# INSTRUCTIONS FOR THE TASK
Pick out every line holding the string "Virtual" and copy it.

(Stored data entries)

__________

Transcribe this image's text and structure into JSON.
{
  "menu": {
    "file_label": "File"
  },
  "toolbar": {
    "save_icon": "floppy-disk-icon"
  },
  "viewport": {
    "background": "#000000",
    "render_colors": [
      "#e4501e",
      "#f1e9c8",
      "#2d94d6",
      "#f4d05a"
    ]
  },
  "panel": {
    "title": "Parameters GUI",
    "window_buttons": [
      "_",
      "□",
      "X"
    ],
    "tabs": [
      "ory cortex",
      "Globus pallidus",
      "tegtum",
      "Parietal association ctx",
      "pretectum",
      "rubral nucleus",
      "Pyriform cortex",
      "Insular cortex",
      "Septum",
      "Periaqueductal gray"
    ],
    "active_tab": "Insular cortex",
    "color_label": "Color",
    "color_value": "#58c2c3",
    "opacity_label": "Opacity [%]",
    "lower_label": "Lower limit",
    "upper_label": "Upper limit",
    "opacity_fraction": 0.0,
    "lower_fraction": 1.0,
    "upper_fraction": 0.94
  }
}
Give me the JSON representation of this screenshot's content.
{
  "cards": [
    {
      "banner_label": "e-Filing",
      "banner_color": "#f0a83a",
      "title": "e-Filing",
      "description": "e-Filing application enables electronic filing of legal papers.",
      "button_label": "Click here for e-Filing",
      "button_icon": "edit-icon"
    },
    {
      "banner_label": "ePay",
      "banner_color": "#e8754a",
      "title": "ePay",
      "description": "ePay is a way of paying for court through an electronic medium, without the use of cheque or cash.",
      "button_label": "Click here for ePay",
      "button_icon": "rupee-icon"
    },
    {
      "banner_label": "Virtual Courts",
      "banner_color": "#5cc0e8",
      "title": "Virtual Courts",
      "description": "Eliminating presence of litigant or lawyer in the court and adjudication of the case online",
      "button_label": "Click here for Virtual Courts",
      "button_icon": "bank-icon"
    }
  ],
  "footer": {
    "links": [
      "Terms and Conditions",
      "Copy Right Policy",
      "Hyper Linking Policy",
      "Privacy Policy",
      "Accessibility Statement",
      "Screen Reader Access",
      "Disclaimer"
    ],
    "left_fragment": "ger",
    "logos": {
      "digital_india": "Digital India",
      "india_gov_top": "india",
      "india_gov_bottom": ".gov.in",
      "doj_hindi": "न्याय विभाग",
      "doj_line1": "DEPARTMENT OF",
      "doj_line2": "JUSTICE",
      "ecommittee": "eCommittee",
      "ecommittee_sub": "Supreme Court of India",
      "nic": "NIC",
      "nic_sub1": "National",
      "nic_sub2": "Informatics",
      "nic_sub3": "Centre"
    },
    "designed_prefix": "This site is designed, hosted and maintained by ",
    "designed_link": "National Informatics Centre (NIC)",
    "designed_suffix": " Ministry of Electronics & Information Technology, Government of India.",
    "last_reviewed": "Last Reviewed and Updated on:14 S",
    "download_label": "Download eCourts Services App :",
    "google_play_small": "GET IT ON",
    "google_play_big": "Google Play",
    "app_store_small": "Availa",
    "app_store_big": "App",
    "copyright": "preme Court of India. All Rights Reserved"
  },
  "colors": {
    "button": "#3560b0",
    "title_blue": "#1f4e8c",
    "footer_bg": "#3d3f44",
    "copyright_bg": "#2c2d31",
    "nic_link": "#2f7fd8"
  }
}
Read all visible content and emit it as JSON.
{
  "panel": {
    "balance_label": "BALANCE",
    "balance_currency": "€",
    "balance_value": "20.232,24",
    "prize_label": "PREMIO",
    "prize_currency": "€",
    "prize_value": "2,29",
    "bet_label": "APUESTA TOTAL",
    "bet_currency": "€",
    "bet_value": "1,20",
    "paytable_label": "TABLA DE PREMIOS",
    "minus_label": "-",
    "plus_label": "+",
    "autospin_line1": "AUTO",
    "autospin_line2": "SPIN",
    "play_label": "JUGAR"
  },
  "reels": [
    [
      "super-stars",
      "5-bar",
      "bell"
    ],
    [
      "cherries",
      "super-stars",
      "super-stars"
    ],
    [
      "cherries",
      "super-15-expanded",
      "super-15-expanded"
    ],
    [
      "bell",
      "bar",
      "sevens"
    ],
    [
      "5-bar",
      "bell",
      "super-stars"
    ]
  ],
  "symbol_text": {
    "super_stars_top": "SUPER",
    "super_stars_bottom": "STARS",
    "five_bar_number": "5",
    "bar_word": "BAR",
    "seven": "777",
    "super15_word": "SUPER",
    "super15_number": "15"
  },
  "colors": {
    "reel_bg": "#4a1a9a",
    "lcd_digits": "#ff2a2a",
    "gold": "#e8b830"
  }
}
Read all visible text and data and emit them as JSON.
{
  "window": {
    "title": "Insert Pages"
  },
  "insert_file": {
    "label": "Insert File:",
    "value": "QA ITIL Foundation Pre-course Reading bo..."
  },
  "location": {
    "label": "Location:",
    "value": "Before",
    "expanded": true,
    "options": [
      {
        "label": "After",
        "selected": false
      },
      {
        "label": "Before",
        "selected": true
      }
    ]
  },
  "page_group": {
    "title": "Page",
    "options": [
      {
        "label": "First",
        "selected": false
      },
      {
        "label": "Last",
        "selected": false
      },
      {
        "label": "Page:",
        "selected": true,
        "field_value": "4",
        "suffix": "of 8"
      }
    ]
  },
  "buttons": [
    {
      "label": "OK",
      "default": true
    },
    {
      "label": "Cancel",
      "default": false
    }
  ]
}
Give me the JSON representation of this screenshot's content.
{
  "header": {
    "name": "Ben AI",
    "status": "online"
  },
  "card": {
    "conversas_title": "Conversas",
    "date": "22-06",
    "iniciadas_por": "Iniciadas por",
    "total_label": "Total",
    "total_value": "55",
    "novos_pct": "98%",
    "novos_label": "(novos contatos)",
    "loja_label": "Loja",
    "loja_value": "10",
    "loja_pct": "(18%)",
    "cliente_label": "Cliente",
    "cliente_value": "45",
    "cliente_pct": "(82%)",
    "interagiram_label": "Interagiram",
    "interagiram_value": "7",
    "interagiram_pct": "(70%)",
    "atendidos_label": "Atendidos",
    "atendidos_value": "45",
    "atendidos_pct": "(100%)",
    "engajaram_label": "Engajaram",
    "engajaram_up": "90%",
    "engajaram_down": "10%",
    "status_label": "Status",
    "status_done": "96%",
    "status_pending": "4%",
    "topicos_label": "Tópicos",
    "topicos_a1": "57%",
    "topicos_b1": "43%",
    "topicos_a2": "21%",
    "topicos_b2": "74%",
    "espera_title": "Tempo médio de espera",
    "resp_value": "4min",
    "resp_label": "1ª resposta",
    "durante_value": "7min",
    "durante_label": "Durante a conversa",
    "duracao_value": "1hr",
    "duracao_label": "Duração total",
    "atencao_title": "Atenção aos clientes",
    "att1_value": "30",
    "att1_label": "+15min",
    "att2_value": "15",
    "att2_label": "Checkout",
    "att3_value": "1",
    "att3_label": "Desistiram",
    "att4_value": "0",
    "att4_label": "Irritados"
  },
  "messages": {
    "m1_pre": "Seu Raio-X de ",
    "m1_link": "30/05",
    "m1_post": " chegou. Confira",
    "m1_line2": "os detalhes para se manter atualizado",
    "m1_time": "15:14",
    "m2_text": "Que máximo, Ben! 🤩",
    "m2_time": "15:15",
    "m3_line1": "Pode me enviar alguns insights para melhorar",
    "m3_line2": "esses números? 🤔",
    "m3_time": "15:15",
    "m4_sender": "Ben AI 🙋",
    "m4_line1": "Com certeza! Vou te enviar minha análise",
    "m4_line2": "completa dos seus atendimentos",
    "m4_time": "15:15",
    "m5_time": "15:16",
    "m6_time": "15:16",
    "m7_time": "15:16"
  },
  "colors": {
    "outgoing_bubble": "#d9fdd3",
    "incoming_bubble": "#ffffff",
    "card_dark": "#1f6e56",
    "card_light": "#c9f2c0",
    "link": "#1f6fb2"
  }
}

__________

# ANSWER TO THE EXERCISE
      "banner_label": "Virtual Courts",
      "title": "Virtual Courts",
      "button_label": "Click here for Virtual Courts",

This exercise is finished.